-- Task to complete --
Leave out the pictures and repeat every record exactly.

··· Data for processing

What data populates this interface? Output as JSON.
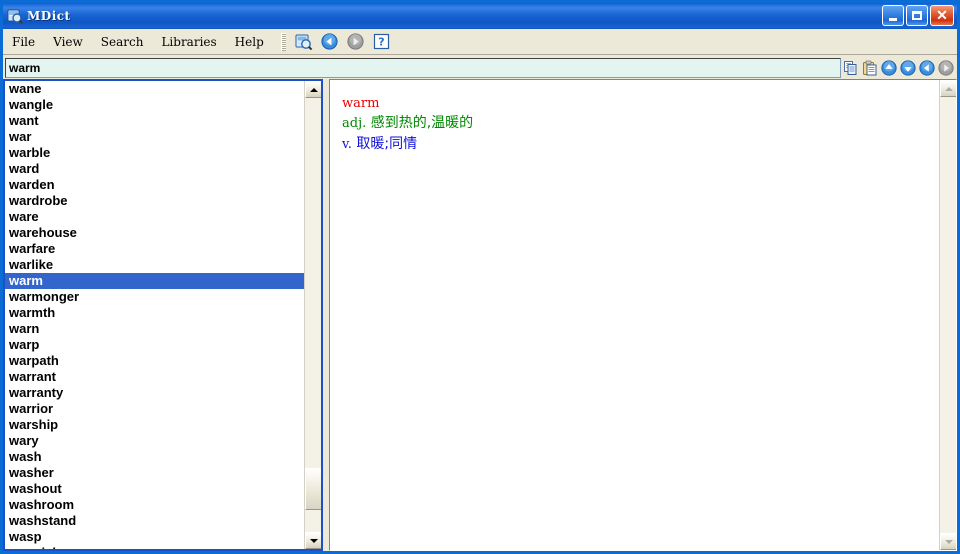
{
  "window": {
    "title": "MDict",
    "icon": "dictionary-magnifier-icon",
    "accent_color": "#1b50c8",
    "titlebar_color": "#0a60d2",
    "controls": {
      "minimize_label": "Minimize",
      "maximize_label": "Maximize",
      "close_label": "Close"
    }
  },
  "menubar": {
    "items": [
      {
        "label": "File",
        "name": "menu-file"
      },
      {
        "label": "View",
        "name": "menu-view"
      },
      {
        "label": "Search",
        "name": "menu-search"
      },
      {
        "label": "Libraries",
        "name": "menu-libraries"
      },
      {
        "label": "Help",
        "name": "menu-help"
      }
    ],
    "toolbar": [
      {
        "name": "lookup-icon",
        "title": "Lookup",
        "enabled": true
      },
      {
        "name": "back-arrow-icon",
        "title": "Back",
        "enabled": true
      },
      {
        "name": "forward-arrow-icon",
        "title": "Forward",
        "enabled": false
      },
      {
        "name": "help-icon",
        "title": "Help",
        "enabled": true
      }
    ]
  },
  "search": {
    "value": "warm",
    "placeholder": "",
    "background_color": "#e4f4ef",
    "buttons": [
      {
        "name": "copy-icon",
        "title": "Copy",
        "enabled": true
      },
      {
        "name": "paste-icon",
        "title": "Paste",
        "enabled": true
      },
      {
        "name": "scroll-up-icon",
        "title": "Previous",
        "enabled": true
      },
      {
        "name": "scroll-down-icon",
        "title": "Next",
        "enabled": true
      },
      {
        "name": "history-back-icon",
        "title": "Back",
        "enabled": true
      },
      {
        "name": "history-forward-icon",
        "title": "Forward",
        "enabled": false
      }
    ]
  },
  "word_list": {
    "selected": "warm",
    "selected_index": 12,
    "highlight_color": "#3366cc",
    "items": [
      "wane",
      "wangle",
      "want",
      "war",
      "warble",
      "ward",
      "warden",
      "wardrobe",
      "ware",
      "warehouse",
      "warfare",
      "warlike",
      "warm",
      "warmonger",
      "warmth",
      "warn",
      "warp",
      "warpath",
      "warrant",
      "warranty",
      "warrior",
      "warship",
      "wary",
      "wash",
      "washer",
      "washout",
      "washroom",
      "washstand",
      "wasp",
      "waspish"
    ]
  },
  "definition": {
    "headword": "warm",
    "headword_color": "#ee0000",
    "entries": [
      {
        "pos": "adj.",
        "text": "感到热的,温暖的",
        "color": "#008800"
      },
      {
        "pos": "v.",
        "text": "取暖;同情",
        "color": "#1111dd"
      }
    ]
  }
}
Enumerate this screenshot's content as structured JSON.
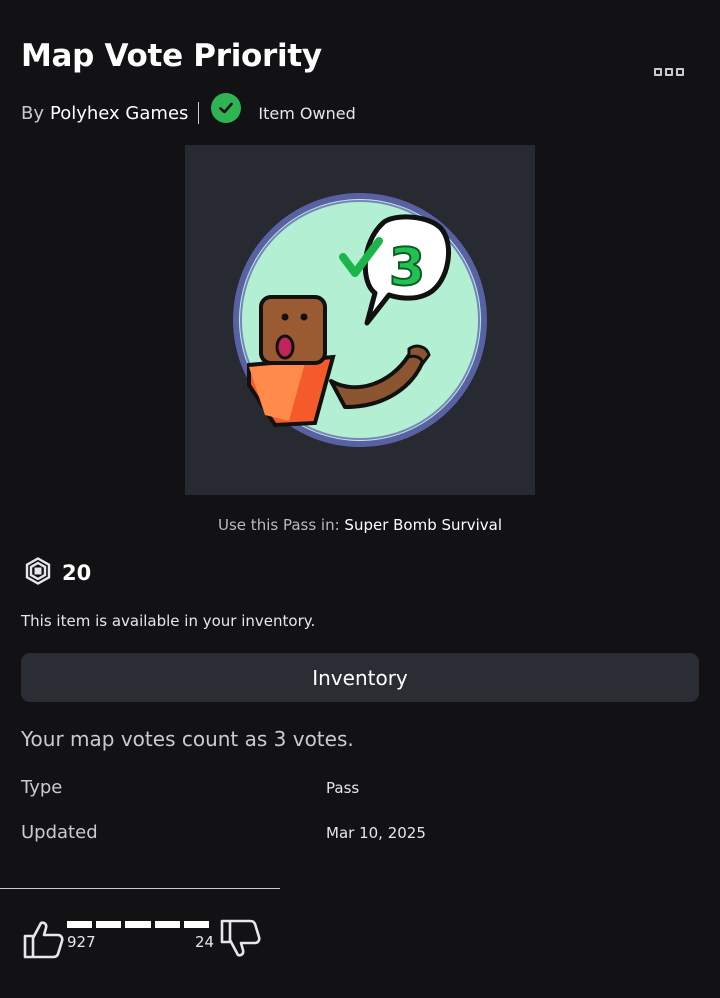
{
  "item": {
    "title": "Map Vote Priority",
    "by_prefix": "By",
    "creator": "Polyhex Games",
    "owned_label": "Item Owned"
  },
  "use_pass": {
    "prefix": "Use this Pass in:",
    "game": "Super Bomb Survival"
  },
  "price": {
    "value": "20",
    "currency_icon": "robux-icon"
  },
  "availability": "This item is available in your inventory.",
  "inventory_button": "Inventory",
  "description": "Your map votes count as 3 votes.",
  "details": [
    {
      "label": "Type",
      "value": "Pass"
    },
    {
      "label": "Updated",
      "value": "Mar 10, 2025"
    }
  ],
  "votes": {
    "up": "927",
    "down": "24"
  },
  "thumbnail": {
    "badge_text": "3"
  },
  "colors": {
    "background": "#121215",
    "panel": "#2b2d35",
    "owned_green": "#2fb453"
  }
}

······

-- Correct answer --
What data populates this interface? Output as JSON.
{
  "window": {
    "title": "MDict",
    "icon": "dictionary-magnifier-icon",
    "accent_color": "#1b50c8",
    "titlebar_color": "#0a60d2",
    "controls": {
      "minimize_label": "Minimize",
      "maximize_label": "Maximize",
      "close_label": "Close"
    }
  },
  "menubar": {
    "items": [
      {
        "label": "File",
        "name": "menu-file"
      },
      {
        "label": "View",
        "name": "menu-view"
      },
      {
        "label": "Search",
        "name": "menu-search"
      },
      {
        "label": "Libraries",
        "name": "menu-libraries"
      },
      {
        "label": "Help",
        "name": "menu-help"
      }
    ],
    "toolbar": [
      {
        "name": "lookup-icon",
        "title": "Lookup",
        "enabled": true
      },
      {
        "name": "back-arrow-icon",
        "title": "Back",
        "enabled": true
      },
      {
        "name": "forward-arrow-icon",
        "title": "Forward",
        "enabled": false
      },
      {
        "name": "help-icon",
        "title": "Help",
        "enabled": true
      }
    ]
  },
  "search": {
    "value": "warm",
    "placeholder": "",
    "background_color": "#e4f4ef",
    "buttons": [
      {
        "name": "copy-icon",
        "title": "Copy",
        "enabled": true
      },
      {
        "name": "paste-icon",
        "title": "Paste",
        "enabled": true
      },
      {
        "name": "scroll-up-icon",
        "title": "Previous",
        "enabled": true
      },
      {
        "name": "scroll-down-icon",
        "title": "Next",
        "enabled": true
      },
      {
        "name": "history-back-icon",
        "title": "Back",
        "enabled": true
      },
      {
        "name": "history-forward-icon",
        "title": "Forward",
        "enabled": false
      }
    ]
  },
  "word_list": {
    "selected": "warm",
    "selected_index": 12,
    "highlight_color": "#3366cc",
    "items": [
      "wane",
      "wangle",
      "want",
      "war",
      "warble",
      "ward",
      "warden",
      "wardrobe",
      "ware",
      "warehouse",
      "warfare",
      "warlike",
      "warm",
      "warmonger",
      "warmth",
      "warn",
      "warp",
      "warpath",
      "warrant",
      "warranty",
      "warrior",
      "warship",
      "wary",
      "wash",
      "washer",
      "washout",
      "washroom",
      "washstand",
      "wasp",
      "waspish"
    ]
  },
  "definition": {
    "headword": "warm",
    "headword_color": "#ee0000",
    "entries": [
      {
        "pos": "adj.",
        "text": "感到热的,温暖的",
        "color": "#008800"
      },
      {
        "pos": "v.",
        "text": "取暖;同情",
        "color": "#1111dd"
      }
    ]
  }
}
Enumerate this screenshot's content as structured JSON.
{
  "item": {
    "title": "Map Vote Priority",
    "by_prefix": "By",
    "creator": "Polyhex Games",
    "owned_label": "Item Owned"
  },
  "use_pass": {
    "prefix": "Use this Pass in:",
    "game": "Super Bomb Survival"
  },
  "price": {
    "value": "20",
    "currency_icon": "robux-icon"
  },
  "availability": "This item is available in your inventory.",
  "inventory_button": "Inventory",
  "description": "Your map votes count as 3 votes.",
  "details": [
    {
      "label": "Type",
      "value": "Pass"
    },
    {
      "label": "Updated",
      "value": "Mar 10, 2025"
    }
  ],
  "votes": {
    "up": "927",
    "down": "24"
  },
  "thumbnail": {
    "badge_text": "3"
  },
  "colors": {
    "background": "#121215",
    "panel": "#2b2d35",
    "owned_green": "#2fb453"
  }
}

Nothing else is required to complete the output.